## Requirement
Copy all entries without alteration and skip the pictures they hold.

## Excerpted data
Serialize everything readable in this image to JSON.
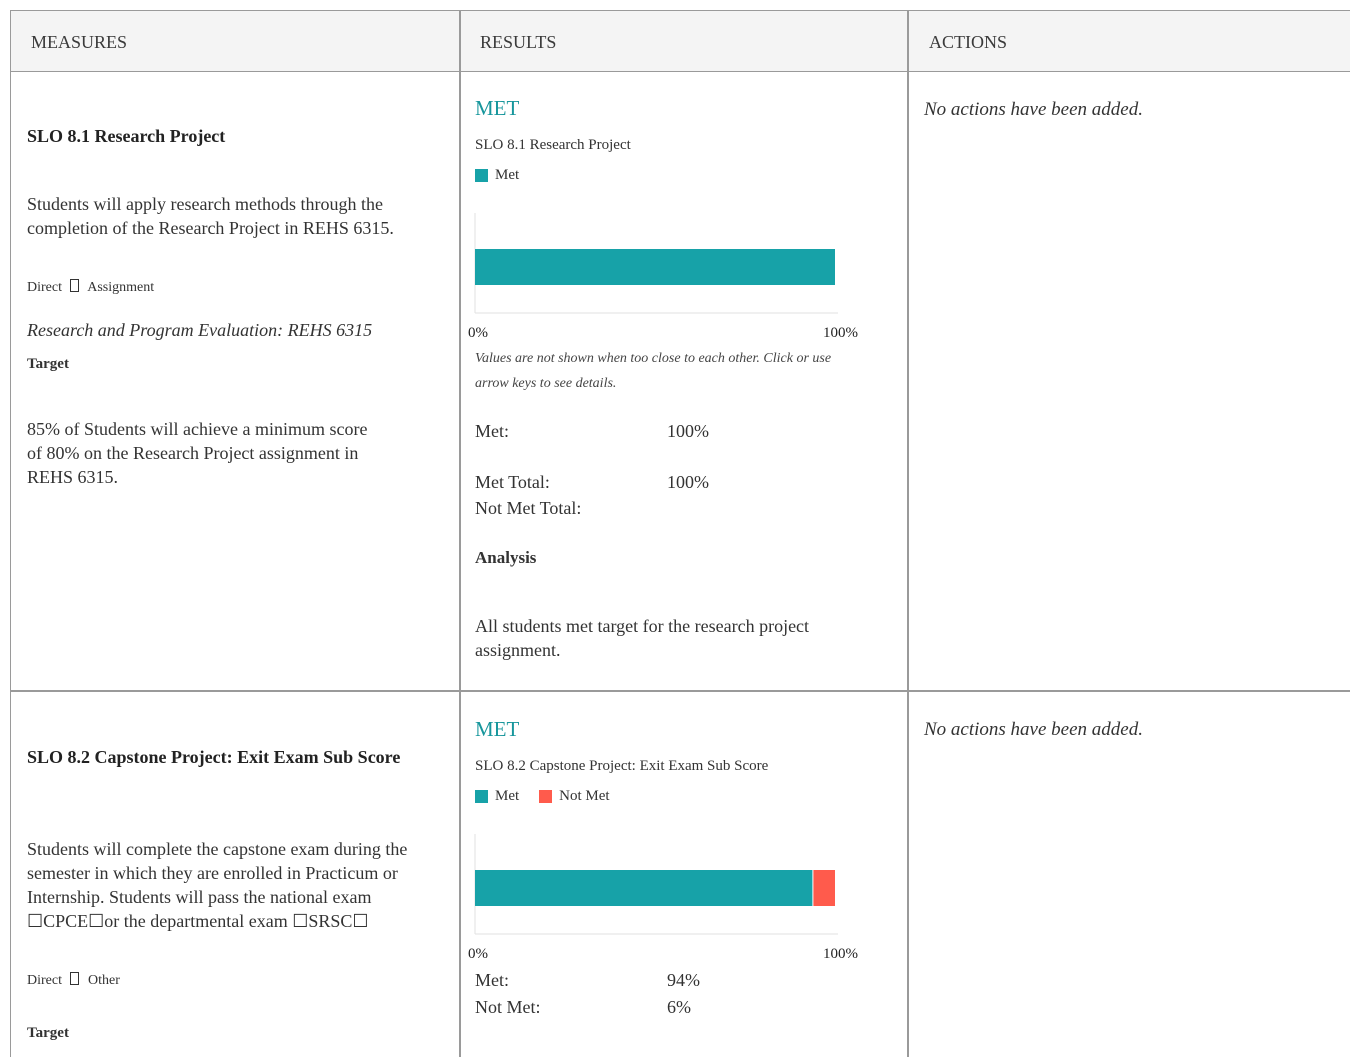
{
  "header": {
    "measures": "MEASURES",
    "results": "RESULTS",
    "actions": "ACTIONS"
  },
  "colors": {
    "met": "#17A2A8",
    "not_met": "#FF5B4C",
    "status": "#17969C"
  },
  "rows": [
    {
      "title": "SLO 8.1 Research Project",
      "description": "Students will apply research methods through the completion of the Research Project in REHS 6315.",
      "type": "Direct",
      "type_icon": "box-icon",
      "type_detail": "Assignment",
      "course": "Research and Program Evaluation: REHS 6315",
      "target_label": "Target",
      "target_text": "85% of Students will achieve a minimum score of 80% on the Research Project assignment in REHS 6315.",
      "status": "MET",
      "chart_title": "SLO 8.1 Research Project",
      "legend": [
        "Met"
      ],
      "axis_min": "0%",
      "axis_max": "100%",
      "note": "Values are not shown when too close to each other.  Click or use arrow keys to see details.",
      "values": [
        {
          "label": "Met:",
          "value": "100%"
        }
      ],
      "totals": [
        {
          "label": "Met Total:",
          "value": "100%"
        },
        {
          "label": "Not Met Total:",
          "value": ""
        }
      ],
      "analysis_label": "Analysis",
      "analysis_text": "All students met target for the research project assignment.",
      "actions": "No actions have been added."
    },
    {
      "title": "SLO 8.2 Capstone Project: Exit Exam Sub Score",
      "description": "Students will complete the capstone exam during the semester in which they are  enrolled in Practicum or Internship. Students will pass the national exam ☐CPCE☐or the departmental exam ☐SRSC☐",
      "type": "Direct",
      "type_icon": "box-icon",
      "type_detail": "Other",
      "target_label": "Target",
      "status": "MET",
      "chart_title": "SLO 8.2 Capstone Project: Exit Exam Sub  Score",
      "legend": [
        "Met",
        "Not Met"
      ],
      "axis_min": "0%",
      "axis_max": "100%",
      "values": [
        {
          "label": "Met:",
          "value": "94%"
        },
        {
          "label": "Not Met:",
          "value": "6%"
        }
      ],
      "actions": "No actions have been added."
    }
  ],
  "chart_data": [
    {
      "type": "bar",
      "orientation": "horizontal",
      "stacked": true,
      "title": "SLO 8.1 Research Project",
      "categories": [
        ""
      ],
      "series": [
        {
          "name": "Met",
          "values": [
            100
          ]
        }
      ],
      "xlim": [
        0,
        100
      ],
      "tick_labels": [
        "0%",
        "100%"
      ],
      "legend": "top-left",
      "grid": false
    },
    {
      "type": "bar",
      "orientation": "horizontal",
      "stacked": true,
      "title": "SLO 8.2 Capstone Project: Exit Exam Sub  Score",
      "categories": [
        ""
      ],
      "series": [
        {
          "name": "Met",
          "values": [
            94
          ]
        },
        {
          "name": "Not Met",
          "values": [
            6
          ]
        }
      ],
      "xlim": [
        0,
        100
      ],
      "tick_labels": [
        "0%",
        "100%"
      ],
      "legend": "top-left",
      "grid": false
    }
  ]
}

## The completed task
Serialize everything readable in this image to JSON.
{
  "header": {
    "measures": "MEASURES",
    "results": "RESULTS",
    "actions": "ACTIONS"
  },
  "colors": {
    "met": "#17A2A8",
    "not_met": "#FF5B4C",
    "status": "#17969C"
  },
  "rows": [
    {
      "title": "SLO 8.1 Research Project",
      "description": "Students will apply research methods through the completion of the Research Project in REHS 6315.",
      "type": "Direct",
      "type_icon": "box-icon",
      "type_detail": "Assignment",
      "course": "Research and Program Evaluation: REHS 6315",
      "target_label": "Target",
      "target_text": "85% of Students will achieve a minimum score of 80% on the Research Project assignment in REHS 6315.",
      "status": "MET",
      "chart_title": "SLO 8.1 Research Project",
      "legend": [
        "Met"
      ],
      "axis_min": "0%",
      "axis_max": "100%",
      "note": "Values are not shown when too close to each other.  Click or use arrow keys to see details.",
      "values": [
        {
          "label": "Met:",
          "value": "100%"
        }
      ],
      "totals": [
        {
          "label": "Met Total:",
          "value": "100%"
        },
        {
          "label": "Not Met Total:",
          "value": ""
        }
      ],
      "analysis_label": "Analysis",
      "analysis_text": "All students met target for the research project assignment.",
      "actions": "No actions have been added."
    },
    {
      "title": "SLO 8.2 Capstone Project: Exit Exam Sub Score",
      "description": "Students will complete the capstone exam during the semester in which they are  enrolled in Practicum or Internship. Students will pass the national exam ☐CPCE☐or the departmental exam ☐SRSC☐",
      "type": "Direct",
      "type_icon": "box-icon",
      "type_detail": "Other",
      "target_label": "Target",
      "status": "MET",
      "chart_title": "SLO 8.2 Capstone Project: Exit Exam Sub  Score",
      "legend": [
        "Met",
        "Not Met"
      ],
      "axis_min": "0%",
      "axis_max": "100%",
      "values": [
        {
          "label": "Met:",
          "value": "94%"
        },
        {
          "label": "Not Met:",
          "value": "6%"
        }
      ],
      "actions": "No actions have been added."
    }
  ],
  "chart_data": [
    {
      "type": "bar",
      "orientation": "horizontal",
      "stacked": true,
      "title": "SLO 8.1 Research Project",
      "categories": [
        ""
      ],
      "series": [
        {
          "name": "Met",
          "values": [
            100
          ]
        }
      ],
      "xlim": [
        0,
        100
      ],
      "tick_labels": [
        "0%",
        "100%"
      ],
      "legend": "top-left",
      "grid": false
    },
    {
      "type": "bar",
      "orientation": "horizontal",
      "stacked": true,
      "title": "SLO 8.2 Capstone Project: Exit Exam Sub  Score",
      "categories": [
        ""
      ],
      "series": [
        {
          "name": "Met",
          "values": [
            94
          ]
        },
        {
          "name": "Not Met",
          "values": [
            6
          ]
        }
      ],
      "xlim": [
        0,
        100
      ],
      "tick_labels": [
        "0%",
        "100%"
      ],
      "legend": "top-left",
      "grid": false
    }
  ]
}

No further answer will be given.